| DATA IN THIS EXERCISE |
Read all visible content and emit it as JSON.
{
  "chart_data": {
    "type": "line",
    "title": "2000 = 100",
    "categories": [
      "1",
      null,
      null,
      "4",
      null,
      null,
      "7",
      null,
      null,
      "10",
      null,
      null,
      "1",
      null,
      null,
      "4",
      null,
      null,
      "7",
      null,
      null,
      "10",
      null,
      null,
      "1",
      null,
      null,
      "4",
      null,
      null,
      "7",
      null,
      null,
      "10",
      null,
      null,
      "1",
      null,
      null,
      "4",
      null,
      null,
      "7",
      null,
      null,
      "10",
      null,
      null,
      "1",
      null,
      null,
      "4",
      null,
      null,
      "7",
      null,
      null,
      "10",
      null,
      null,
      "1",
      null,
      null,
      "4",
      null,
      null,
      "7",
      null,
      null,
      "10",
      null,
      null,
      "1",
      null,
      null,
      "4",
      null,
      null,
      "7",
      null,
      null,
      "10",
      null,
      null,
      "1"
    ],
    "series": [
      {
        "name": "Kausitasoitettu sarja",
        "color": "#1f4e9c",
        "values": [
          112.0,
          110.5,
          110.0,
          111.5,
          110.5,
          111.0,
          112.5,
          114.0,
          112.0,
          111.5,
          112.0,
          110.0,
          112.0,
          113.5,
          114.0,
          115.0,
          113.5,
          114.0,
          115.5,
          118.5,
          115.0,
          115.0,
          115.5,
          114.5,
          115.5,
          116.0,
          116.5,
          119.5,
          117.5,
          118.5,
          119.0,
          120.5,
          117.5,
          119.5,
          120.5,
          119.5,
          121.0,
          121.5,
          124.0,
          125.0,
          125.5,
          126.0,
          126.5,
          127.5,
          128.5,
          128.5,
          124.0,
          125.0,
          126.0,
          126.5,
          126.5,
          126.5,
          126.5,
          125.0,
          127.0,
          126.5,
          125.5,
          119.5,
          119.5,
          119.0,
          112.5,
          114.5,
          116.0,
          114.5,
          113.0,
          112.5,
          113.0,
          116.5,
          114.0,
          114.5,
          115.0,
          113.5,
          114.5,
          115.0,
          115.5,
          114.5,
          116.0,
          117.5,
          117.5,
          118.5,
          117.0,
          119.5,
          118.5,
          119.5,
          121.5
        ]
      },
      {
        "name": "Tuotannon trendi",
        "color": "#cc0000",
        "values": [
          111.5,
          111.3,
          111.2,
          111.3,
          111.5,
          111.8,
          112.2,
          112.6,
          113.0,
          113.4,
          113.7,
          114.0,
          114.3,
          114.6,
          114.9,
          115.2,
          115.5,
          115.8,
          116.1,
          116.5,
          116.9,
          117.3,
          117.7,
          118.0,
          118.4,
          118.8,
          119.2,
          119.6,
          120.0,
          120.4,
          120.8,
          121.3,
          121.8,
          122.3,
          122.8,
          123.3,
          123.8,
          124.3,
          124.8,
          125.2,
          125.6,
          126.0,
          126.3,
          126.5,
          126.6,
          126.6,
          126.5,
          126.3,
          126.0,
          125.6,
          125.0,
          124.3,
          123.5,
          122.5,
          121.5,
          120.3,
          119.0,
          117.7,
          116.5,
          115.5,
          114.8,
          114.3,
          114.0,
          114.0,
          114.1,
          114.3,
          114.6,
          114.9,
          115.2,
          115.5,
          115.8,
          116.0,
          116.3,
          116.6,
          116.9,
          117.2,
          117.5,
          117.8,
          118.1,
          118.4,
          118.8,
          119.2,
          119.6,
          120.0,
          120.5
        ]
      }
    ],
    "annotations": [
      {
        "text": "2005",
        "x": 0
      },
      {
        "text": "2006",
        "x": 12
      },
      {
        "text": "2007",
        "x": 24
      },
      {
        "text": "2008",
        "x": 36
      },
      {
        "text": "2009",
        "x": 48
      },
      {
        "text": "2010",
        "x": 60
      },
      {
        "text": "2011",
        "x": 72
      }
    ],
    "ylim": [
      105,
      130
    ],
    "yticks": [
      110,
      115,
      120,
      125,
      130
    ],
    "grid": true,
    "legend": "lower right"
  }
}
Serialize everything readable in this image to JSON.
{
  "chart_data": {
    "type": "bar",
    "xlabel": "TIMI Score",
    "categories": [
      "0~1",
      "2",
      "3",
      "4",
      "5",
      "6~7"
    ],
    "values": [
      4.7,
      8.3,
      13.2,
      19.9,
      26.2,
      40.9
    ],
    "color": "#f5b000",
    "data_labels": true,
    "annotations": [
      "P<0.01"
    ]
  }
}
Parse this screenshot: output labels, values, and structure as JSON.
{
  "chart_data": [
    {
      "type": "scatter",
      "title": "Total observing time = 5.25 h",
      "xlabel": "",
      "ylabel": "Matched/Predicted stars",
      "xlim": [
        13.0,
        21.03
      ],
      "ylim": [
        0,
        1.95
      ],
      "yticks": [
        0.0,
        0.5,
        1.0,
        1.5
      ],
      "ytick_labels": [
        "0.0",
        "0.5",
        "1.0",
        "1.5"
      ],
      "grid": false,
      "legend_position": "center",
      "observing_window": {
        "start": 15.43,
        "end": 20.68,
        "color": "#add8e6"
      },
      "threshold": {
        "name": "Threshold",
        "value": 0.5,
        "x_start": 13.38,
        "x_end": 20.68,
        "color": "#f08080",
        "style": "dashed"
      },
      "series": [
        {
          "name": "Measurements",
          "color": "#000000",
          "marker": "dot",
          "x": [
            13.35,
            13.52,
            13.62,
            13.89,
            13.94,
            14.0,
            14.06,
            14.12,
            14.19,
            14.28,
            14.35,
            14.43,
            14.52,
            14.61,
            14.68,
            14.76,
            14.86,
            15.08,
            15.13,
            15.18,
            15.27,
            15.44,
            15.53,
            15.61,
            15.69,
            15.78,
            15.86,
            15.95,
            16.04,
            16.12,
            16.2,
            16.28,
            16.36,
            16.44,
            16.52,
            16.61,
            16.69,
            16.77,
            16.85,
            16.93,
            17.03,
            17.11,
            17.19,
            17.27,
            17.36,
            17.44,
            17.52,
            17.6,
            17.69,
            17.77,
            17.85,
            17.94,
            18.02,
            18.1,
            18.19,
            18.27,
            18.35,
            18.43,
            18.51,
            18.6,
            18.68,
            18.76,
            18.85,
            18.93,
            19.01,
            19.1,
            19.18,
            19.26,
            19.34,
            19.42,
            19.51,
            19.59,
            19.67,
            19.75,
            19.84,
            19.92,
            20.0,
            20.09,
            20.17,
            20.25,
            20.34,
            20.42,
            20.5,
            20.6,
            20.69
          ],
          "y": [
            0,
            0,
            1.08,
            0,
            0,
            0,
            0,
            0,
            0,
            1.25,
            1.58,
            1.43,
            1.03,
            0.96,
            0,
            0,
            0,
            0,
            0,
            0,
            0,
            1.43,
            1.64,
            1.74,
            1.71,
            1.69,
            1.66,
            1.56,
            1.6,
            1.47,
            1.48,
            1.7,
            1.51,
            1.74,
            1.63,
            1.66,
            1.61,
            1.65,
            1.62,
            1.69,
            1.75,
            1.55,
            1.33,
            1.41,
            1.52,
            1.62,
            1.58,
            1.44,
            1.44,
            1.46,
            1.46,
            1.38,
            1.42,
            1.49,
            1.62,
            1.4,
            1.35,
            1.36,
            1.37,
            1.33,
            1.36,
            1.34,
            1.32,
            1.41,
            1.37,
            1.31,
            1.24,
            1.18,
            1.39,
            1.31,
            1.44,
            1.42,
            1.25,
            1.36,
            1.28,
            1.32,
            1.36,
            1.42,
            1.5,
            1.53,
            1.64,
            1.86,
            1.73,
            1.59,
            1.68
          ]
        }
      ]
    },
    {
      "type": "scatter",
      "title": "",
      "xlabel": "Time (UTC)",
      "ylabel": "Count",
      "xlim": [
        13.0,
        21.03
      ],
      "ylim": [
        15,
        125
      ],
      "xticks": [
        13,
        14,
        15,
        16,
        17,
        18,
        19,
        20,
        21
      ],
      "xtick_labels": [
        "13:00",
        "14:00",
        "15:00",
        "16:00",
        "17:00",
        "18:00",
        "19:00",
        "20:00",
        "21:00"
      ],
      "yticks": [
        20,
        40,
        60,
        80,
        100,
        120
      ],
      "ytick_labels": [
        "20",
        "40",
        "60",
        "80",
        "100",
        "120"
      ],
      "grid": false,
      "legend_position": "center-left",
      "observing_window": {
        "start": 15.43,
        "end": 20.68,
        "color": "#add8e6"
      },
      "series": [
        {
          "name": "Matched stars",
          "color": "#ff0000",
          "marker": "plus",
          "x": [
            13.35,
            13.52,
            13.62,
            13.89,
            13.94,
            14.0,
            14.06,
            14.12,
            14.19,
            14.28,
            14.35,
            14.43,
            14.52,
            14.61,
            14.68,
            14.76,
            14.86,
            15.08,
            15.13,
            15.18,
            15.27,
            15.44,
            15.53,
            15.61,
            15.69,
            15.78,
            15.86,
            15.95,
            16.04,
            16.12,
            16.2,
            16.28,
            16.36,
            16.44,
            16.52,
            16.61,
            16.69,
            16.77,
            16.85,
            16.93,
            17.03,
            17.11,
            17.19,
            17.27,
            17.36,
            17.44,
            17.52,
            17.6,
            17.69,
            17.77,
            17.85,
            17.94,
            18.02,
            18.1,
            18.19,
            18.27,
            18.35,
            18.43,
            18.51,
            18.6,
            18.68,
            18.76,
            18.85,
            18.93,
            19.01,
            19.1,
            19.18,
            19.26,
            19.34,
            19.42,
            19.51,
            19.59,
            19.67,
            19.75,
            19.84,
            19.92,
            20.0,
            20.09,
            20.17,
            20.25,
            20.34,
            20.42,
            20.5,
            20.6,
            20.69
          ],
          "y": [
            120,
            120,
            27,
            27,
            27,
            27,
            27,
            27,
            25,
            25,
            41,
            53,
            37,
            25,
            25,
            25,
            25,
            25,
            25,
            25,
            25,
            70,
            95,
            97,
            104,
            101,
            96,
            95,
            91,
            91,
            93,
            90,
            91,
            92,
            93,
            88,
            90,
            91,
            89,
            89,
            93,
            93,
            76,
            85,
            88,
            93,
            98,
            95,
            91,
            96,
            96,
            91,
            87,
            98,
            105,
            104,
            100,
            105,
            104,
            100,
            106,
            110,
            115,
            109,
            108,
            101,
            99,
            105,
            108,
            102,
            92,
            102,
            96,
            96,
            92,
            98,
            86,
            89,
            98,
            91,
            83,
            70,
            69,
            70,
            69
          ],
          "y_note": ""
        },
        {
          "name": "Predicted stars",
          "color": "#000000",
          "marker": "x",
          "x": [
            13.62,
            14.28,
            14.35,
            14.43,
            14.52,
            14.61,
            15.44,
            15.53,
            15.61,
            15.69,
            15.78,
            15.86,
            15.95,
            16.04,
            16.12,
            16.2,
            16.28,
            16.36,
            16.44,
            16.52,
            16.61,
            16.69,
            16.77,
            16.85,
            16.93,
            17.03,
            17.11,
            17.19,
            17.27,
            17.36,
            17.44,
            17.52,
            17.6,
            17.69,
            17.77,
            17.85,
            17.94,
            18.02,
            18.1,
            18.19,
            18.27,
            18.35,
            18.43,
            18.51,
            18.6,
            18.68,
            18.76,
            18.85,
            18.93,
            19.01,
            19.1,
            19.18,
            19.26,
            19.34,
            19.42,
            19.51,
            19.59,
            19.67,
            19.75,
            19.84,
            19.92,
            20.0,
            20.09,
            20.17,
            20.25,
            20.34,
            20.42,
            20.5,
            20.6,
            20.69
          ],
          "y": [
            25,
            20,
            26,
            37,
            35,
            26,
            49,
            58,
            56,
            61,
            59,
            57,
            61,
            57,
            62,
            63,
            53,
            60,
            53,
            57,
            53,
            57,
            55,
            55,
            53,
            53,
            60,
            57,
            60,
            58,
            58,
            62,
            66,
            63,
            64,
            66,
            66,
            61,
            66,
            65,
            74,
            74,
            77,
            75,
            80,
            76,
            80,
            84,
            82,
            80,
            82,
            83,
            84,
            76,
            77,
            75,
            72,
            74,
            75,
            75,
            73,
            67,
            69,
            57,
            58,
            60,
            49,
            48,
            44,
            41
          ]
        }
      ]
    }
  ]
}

| WHAT IS ASKED |
Tally the lines of the records holding the word "title", then give only the resulting number.

| SOLUTION TO THIS PROBLEM |
3